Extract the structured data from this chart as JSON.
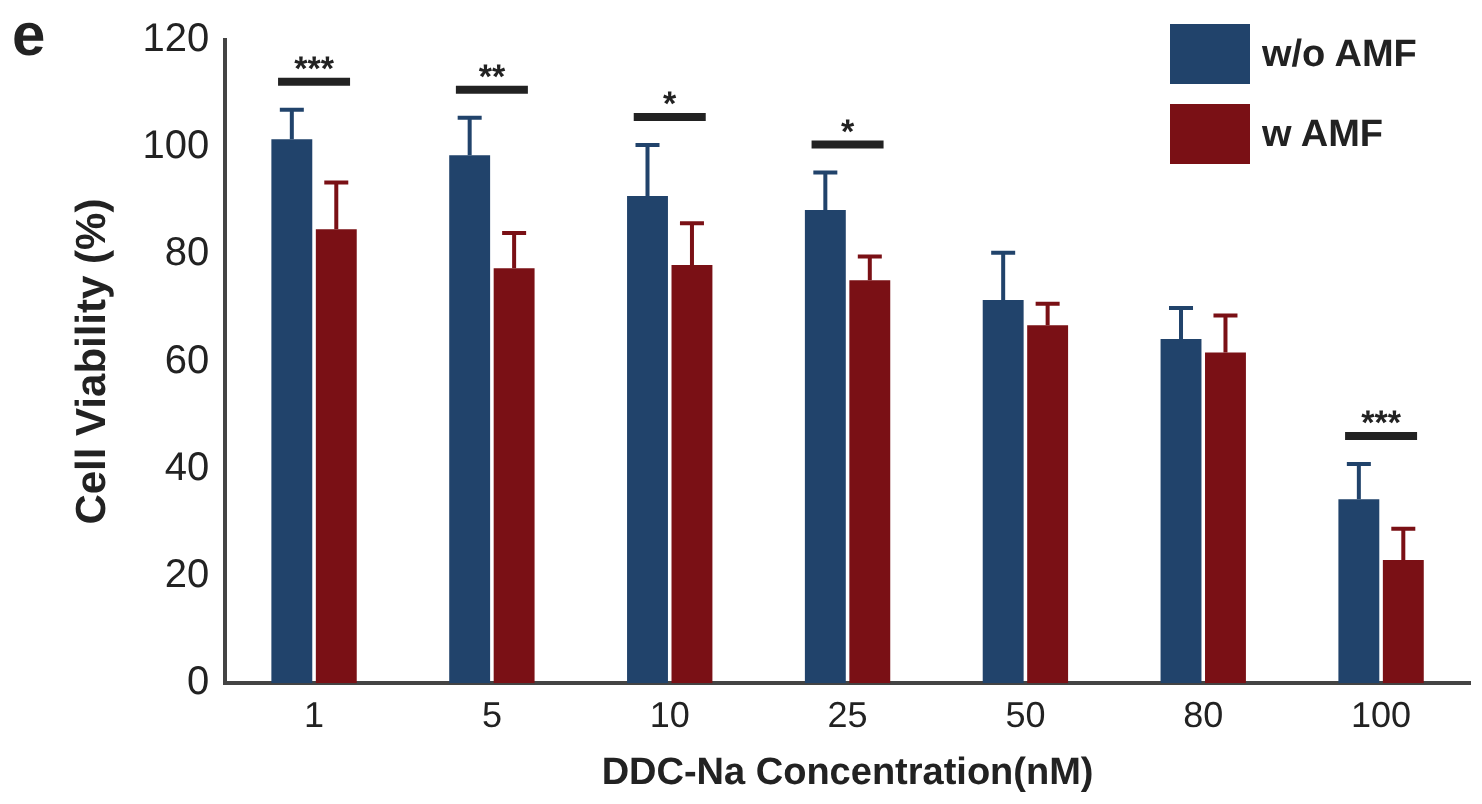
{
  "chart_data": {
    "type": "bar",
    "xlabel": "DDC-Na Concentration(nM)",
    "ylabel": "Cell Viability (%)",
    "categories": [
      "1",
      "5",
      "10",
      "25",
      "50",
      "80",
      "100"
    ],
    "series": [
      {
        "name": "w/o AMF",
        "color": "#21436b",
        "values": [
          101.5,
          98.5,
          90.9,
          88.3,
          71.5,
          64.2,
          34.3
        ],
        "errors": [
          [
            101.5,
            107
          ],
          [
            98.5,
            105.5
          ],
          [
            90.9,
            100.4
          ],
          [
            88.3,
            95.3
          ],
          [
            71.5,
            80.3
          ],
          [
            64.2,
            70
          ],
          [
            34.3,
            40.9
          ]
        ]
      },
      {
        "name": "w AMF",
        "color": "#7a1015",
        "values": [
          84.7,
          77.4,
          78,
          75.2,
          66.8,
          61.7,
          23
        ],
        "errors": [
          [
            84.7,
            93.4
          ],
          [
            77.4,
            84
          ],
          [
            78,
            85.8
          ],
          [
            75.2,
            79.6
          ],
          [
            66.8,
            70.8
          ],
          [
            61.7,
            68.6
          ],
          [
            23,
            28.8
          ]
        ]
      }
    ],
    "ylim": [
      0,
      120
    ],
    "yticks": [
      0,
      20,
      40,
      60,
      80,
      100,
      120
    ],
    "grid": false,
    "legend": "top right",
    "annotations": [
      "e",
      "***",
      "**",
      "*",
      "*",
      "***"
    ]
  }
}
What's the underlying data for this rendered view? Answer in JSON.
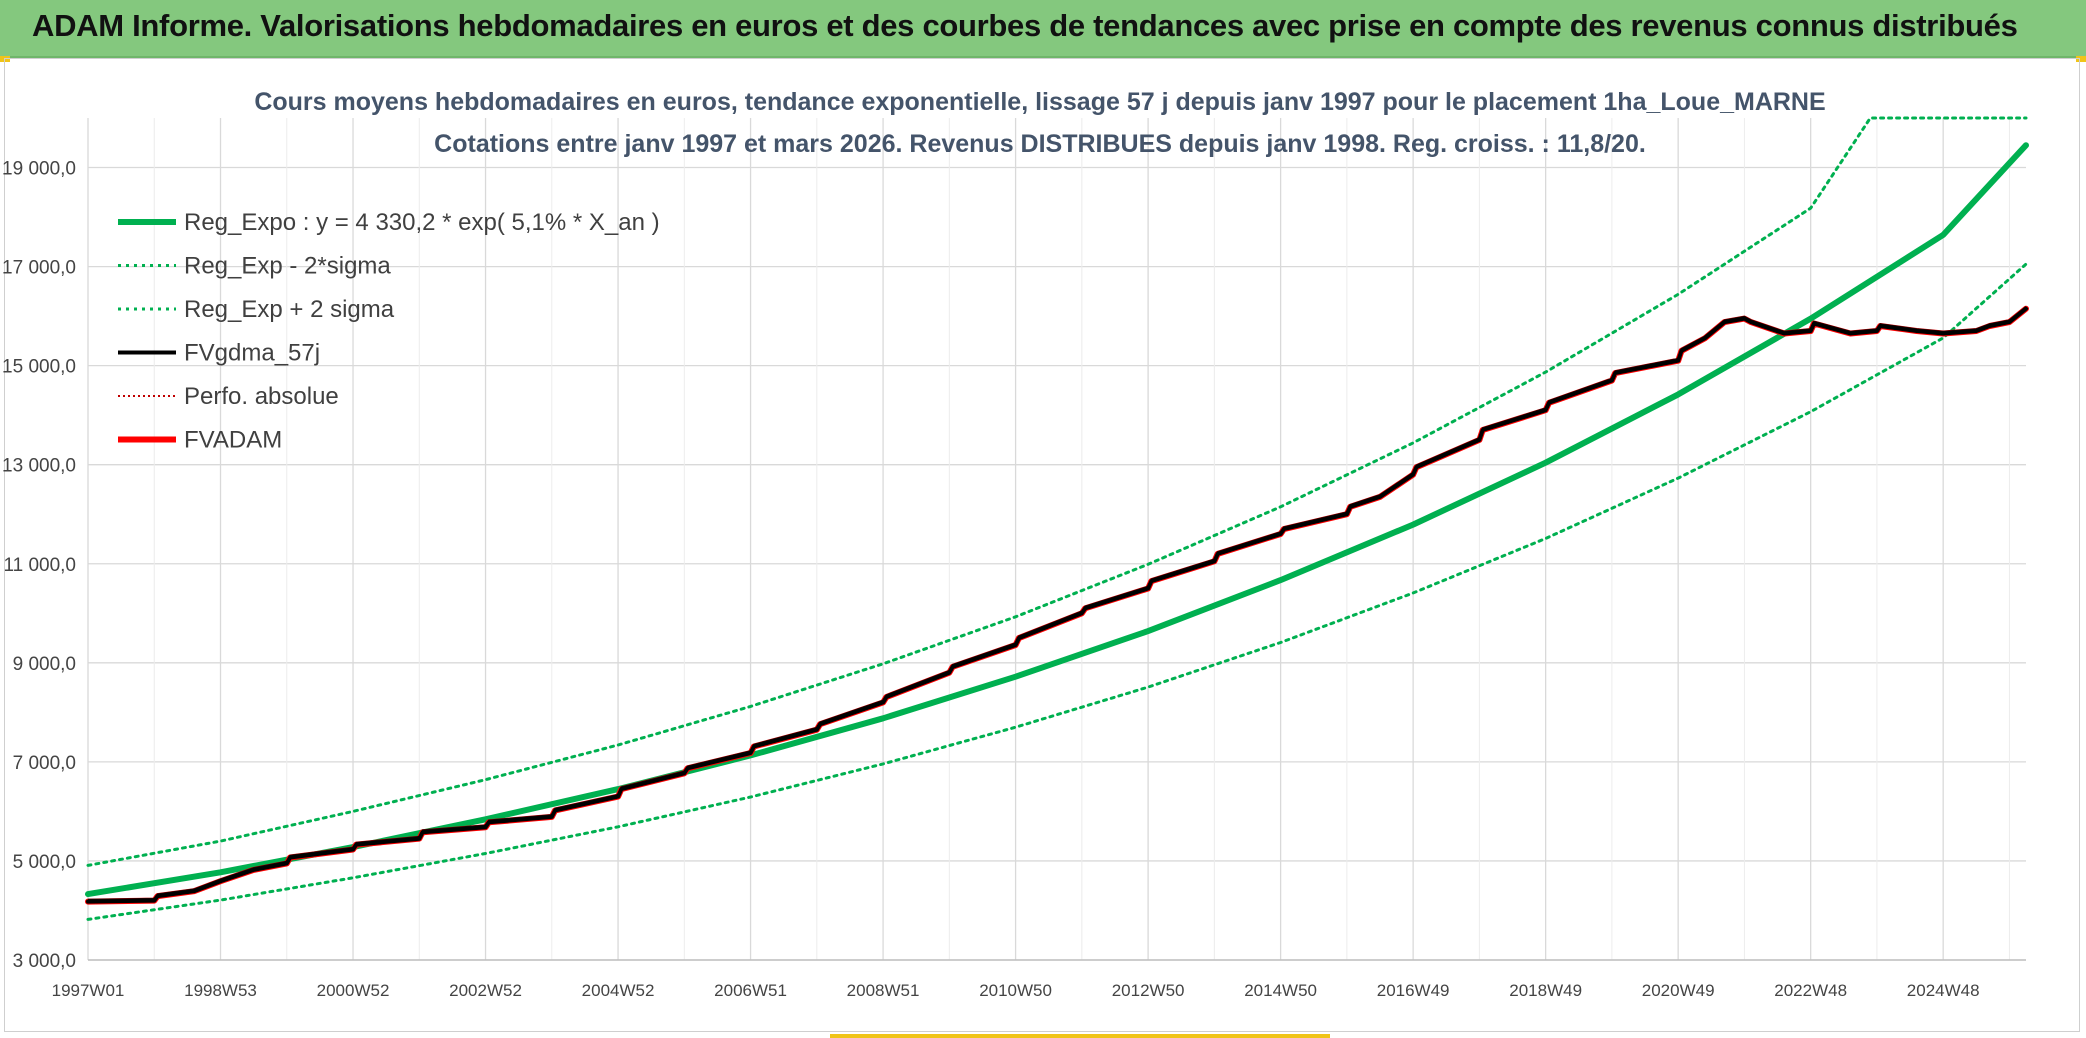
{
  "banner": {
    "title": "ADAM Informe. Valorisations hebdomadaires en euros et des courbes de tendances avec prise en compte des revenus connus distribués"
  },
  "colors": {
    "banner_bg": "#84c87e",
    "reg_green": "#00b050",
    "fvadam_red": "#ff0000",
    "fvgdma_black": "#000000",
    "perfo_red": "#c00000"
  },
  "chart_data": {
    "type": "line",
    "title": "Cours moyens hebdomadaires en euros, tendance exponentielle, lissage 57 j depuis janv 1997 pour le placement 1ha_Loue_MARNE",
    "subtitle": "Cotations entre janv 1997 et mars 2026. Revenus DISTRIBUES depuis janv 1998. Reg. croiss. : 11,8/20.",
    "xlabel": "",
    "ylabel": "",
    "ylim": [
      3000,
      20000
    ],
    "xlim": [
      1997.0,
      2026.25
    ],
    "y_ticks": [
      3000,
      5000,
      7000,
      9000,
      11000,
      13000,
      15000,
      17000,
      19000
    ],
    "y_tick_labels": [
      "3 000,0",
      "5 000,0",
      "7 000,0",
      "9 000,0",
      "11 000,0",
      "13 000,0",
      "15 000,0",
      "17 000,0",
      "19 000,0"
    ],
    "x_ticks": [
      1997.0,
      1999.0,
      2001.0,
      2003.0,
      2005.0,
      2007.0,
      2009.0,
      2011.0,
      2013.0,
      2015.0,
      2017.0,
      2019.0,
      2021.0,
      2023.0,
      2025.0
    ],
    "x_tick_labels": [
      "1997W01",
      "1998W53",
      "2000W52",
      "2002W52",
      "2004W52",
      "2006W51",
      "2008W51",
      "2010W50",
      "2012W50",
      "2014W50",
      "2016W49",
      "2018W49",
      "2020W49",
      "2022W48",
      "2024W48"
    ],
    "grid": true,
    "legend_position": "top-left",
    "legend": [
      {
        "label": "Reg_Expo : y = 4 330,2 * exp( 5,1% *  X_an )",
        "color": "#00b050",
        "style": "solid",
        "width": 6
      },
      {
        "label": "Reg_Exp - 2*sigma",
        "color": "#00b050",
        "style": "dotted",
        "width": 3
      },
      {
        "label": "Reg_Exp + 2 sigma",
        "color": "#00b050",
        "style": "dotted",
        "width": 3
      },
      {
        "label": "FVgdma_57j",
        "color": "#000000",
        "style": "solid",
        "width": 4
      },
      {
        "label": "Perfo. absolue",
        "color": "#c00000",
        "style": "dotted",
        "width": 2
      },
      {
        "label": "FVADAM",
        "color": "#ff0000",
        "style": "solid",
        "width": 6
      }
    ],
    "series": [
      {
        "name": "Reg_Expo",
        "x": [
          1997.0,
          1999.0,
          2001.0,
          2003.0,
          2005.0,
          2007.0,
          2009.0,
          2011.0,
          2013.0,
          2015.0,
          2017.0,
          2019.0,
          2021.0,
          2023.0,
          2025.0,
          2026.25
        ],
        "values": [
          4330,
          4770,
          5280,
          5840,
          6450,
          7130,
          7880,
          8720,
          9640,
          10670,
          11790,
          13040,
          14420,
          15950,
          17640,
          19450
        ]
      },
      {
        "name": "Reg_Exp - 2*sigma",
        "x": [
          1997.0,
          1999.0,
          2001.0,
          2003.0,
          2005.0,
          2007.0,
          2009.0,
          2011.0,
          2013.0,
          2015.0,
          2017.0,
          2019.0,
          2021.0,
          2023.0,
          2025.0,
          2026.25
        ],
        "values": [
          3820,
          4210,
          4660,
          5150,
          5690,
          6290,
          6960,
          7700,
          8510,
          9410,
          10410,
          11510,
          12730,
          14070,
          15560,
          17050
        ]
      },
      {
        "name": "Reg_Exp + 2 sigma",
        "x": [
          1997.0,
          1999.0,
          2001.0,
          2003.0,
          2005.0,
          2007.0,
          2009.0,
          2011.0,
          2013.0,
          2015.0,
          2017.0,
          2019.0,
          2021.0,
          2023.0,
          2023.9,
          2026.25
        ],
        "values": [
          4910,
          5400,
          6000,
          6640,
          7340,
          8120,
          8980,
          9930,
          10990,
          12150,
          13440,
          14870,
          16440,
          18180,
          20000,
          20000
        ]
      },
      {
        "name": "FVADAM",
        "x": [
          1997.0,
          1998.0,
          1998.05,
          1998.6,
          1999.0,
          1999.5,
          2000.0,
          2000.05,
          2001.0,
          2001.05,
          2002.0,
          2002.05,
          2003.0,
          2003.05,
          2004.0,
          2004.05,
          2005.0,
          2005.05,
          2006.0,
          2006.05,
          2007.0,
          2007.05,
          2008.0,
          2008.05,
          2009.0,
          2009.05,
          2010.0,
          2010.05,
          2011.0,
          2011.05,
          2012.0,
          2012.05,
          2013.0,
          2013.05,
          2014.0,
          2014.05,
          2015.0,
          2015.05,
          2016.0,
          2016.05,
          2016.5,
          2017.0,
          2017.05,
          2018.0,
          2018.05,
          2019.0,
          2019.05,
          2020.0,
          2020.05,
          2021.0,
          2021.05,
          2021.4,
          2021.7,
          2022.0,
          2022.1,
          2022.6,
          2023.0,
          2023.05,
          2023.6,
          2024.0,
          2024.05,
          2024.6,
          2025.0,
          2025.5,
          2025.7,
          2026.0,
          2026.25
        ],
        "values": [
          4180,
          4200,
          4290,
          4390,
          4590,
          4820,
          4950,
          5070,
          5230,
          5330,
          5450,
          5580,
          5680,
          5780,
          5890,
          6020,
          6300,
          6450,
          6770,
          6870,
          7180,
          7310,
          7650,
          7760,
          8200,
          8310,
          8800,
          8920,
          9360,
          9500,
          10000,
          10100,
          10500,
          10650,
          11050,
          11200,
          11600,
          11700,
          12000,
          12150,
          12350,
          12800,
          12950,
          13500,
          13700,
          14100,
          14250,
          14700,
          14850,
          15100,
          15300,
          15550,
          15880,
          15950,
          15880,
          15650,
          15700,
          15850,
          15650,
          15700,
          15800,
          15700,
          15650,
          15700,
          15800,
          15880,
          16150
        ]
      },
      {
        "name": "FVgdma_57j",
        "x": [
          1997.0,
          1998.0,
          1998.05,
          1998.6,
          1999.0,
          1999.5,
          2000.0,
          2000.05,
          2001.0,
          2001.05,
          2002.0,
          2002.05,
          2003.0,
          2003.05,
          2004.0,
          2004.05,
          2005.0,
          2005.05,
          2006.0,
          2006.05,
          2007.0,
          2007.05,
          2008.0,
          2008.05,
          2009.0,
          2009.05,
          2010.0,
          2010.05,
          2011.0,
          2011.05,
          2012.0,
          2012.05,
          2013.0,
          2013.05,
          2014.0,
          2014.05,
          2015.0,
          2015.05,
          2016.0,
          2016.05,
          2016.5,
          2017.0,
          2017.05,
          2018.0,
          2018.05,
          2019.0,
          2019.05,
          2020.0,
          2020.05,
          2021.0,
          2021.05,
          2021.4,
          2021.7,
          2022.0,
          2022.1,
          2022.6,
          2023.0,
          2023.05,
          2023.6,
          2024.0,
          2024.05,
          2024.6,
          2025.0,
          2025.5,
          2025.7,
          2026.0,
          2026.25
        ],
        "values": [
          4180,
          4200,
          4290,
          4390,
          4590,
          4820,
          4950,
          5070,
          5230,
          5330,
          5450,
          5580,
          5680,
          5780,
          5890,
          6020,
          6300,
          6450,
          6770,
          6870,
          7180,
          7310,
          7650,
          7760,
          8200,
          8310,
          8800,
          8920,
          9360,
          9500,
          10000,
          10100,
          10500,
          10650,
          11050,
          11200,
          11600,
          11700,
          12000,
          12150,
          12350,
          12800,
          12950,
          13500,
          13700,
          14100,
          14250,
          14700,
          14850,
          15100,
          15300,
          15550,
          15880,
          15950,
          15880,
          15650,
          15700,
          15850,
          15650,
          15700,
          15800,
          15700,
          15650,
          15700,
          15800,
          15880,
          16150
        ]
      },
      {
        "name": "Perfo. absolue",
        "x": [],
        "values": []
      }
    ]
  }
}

════════════════════

Given task. Identify each line holding the string "janv", and copy it out.

Complete response.
    "title": "Cours moyens hebdomadaires en euros, tendance exponentielle, lissage 57 j depuis janv 1997 pour le placement 1ha_Loue_MARNE",
    "subtitle": "Cotations entre janv 1997 et mars 2026. Revenus DISTRIBUES depuis janv 1998. Reg. croiss. : 11,8/20.",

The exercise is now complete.